- Problem to work on
Check each line of the material below, and copy it if it holds the string "tela".

- Record extracts
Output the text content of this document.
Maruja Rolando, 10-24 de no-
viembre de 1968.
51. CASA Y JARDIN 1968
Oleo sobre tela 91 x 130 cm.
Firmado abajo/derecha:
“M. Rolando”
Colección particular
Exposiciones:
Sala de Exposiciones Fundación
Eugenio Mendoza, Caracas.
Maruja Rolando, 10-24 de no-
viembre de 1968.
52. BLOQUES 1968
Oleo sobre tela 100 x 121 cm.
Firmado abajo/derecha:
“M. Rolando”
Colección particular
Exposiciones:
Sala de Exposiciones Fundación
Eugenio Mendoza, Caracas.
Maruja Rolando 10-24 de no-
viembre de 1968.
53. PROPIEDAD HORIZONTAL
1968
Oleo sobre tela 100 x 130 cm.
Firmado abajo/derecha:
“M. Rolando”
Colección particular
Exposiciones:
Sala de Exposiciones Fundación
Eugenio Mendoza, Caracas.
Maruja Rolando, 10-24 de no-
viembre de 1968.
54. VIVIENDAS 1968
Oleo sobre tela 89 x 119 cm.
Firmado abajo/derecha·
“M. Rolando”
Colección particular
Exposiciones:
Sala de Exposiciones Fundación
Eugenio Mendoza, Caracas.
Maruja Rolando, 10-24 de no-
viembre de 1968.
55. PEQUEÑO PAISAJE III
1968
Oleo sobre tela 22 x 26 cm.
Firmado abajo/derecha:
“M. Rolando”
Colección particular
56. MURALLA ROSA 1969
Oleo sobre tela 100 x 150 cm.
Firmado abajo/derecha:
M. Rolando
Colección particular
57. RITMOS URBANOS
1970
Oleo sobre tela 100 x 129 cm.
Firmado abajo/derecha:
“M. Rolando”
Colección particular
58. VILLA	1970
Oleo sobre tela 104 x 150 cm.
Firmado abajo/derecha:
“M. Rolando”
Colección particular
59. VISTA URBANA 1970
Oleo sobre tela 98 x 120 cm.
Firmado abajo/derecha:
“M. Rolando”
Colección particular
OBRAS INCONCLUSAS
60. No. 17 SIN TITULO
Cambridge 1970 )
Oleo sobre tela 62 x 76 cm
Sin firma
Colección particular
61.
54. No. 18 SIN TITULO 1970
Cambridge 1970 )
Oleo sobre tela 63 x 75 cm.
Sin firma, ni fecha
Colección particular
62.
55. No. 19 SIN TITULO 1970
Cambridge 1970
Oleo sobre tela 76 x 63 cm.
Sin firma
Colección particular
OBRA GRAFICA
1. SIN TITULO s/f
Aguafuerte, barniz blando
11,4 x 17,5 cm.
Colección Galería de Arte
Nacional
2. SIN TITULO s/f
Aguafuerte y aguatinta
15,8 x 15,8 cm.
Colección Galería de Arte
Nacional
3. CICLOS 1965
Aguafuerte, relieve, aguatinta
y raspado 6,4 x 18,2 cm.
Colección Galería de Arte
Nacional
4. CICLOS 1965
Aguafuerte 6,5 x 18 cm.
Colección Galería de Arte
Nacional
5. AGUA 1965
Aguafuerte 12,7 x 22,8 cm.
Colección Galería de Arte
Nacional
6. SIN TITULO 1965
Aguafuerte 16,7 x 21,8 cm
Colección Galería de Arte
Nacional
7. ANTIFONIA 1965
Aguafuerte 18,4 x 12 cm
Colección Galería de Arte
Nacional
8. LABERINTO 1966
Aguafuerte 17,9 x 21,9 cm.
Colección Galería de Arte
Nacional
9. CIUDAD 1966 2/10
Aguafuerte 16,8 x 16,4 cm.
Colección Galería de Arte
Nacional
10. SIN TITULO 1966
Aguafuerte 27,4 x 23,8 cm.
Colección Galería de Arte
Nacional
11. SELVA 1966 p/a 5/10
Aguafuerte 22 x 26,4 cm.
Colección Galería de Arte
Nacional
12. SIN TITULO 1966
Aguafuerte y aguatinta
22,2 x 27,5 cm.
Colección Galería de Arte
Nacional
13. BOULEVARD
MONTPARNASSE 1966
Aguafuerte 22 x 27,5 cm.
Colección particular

* * *

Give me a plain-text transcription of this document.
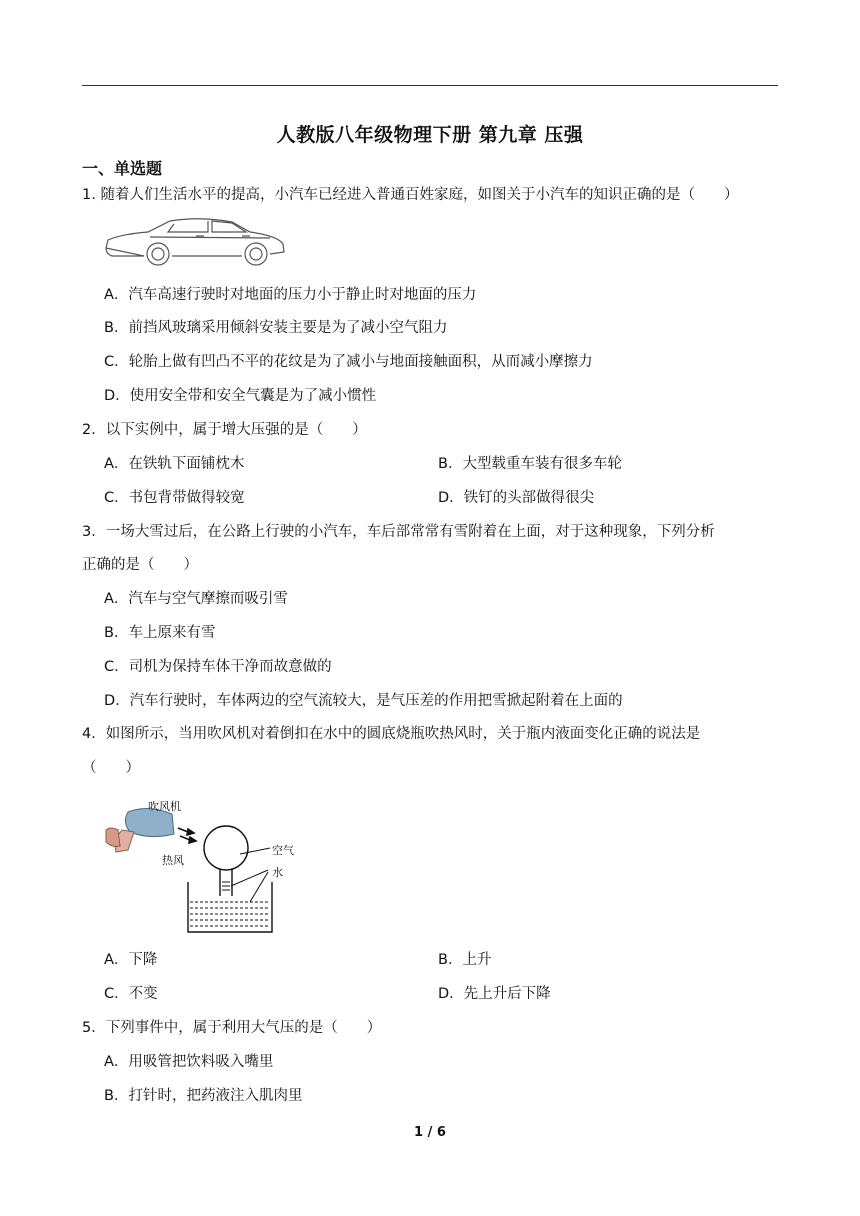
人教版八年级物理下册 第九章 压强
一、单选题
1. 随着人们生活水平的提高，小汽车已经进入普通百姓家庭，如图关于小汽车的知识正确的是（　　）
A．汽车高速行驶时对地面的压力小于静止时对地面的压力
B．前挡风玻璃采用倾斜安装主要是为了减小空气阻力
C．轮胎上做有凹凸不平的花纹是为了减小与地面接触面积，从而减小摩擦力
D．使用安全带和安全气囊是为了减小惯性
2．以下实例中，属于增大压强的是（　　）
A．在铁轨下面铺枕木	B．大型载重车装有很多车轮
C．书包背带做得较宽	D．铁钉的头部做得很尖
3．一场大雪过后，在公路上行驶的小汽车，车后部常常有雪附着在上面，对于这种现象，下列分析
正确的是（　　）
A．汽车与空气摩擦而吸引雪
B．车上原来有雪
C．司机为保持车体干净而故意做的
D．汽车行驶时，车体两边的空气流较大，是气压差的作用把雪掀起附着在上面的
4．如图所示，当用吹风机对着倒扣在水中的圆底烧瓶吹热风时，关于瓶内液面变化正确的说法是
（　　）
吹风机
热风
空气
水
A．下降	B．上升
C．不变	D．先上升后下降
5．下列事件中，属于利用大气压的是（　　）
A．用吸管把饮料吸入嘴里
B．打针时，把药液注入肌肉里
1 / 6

- Complete answer
Oleo sobre tela 91 x 130 cm.
Oleo sobre tela 100 x 121 cm.
Oleo sobre tela 100 x 130 cm.
Oleo sobre tela 89 x 119 cm.
Oleo sobre tela 22 x 26 cm.
Oleo sobre tela 100 x 150 cm.
Oleo sobre tela 100 x 129 cm.
Oleo sobre tela 104 x 150 cm.
Oleo sobre tela 98 x 120 cm.
Oleo sobre tela 62 x 76 cm
Oleo sobre tela 63 x 75 cm.
Oleo sobre tela 76 x 63 cm.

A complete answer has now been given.